--- begin Available records ---
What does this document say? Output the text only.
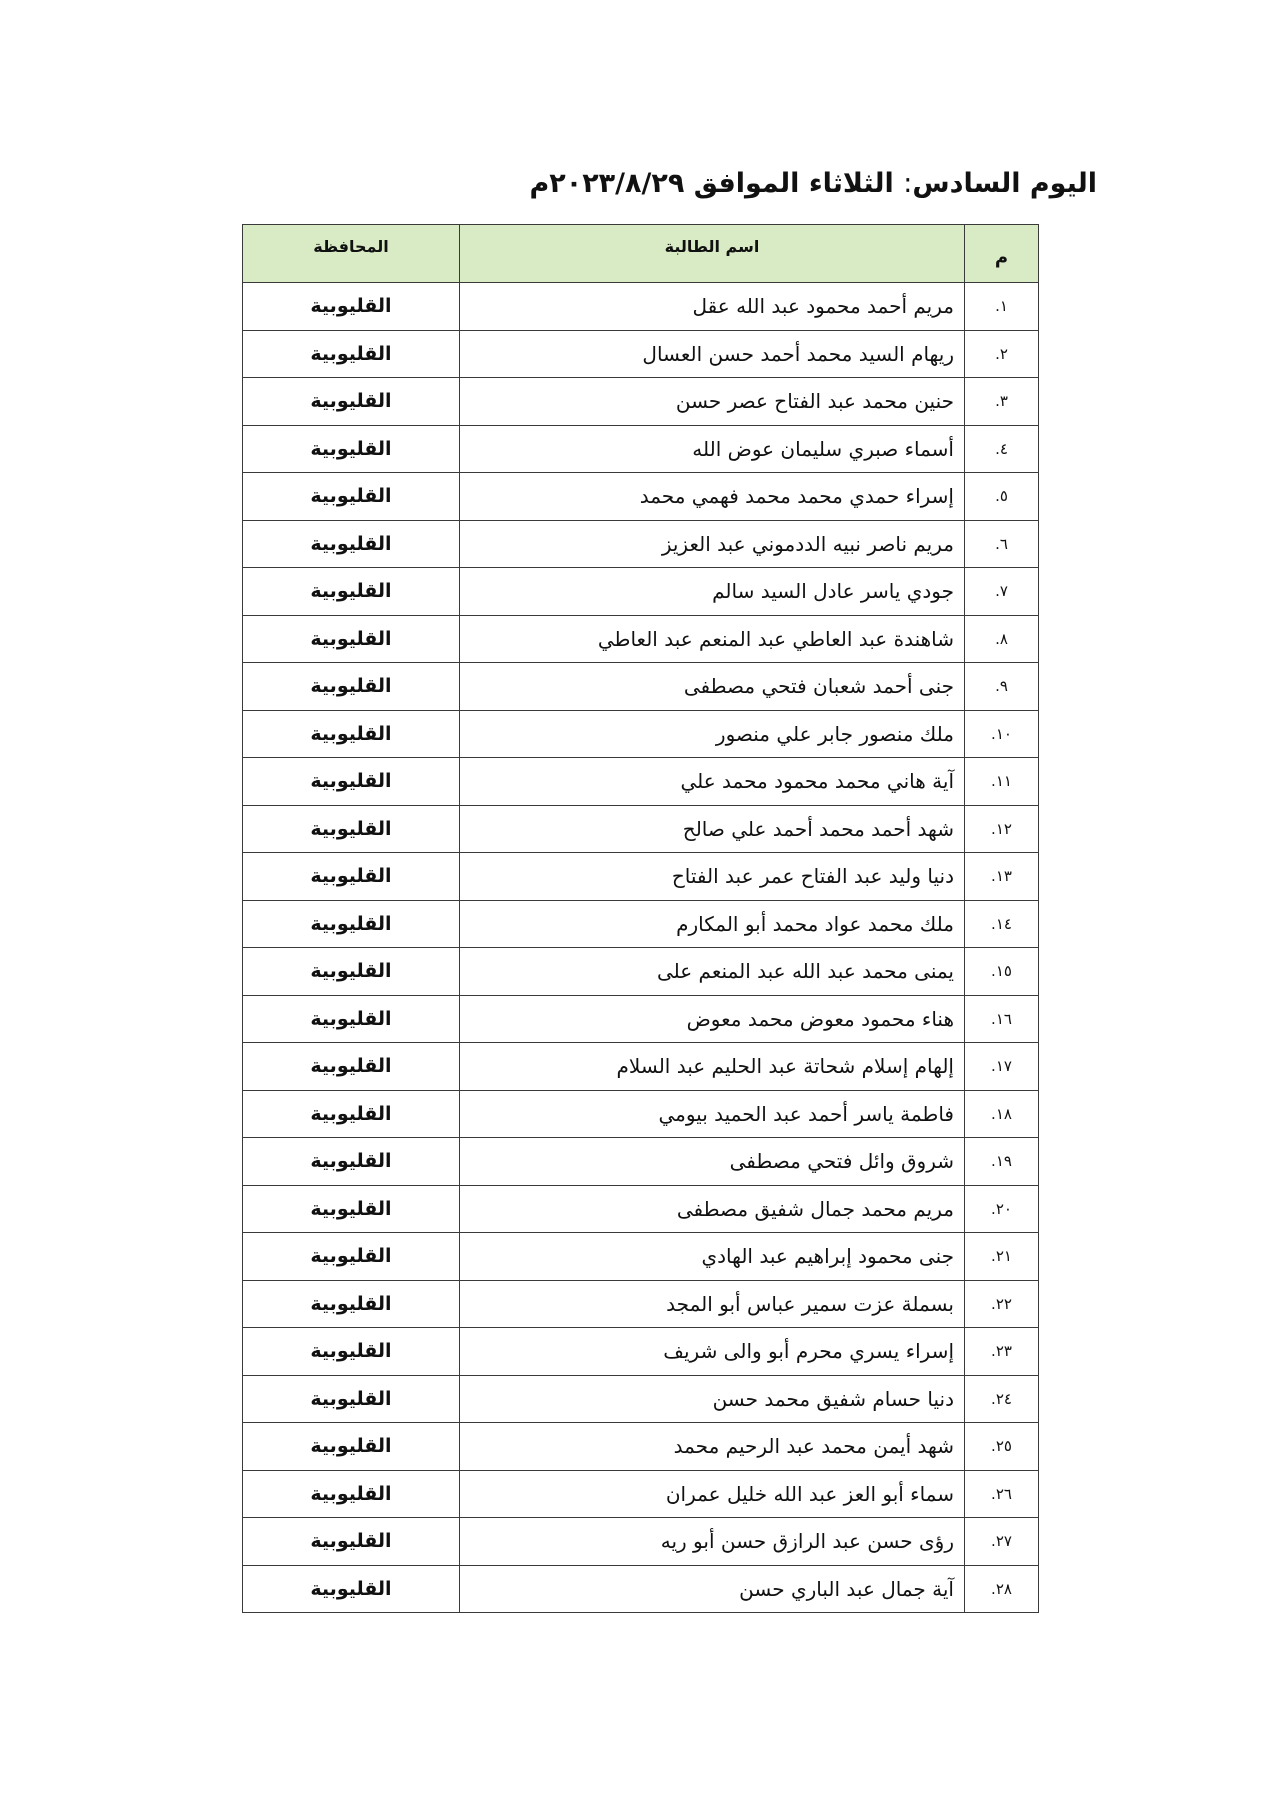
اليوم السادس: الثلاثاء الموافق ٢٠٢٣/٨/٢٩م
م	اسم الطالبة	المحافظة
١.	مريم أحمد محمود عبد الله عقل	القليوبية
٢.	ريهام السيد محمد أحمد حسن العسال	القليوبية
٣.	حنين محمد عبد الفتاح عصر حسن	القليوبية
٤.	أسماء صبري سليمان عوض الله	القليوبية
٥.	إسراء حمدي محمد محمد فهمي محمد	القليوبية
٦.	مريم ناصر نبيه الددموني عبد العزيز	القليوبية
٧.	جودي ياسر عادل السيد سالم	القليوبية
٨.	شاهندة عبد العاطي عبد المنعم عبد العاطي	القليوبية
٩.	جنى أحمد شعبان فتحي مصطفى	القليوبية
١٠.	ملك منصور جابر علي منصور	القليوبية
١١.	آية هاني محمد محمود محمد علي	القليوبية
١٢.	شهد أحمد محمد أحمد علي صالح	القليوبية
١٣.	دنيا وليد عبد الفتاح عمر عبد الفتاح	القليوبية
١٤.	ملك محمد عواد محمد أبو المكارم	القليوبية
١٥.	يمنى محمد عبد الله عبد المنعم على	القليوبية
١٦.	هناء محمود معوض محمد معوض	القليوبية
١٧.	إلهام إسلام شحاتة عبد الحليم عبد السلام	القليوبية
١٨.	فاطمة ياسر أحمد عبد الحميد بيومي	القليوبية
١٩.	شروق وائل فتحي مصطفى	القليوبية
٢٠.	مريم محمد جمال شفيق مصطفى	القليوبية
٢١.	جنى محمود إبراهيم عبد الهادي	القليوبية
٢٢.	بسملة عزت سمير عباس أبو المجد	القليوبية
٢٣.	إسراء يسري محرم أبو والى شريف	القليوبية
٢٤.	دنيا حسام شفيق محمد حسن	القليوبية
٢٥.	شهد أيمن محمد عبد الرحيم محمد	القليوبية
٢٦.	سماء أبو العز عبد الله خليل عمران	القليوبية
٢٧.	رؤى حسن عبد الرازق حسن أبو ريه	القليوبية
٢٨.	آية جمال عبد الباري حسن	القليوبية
--- end Available records ---
Direction – Filter the listing above by the word "مريم"; copy each line that passes.

Result of the exercise –
١.	مريم أحمد محمود عبد الله عقل	القليوبية
٦.	مريم ناصر نبيه الددموني عبد العزيز	القليوبية
٢٠.	مريم محمد جمال شفيق مصطفى	القليوبية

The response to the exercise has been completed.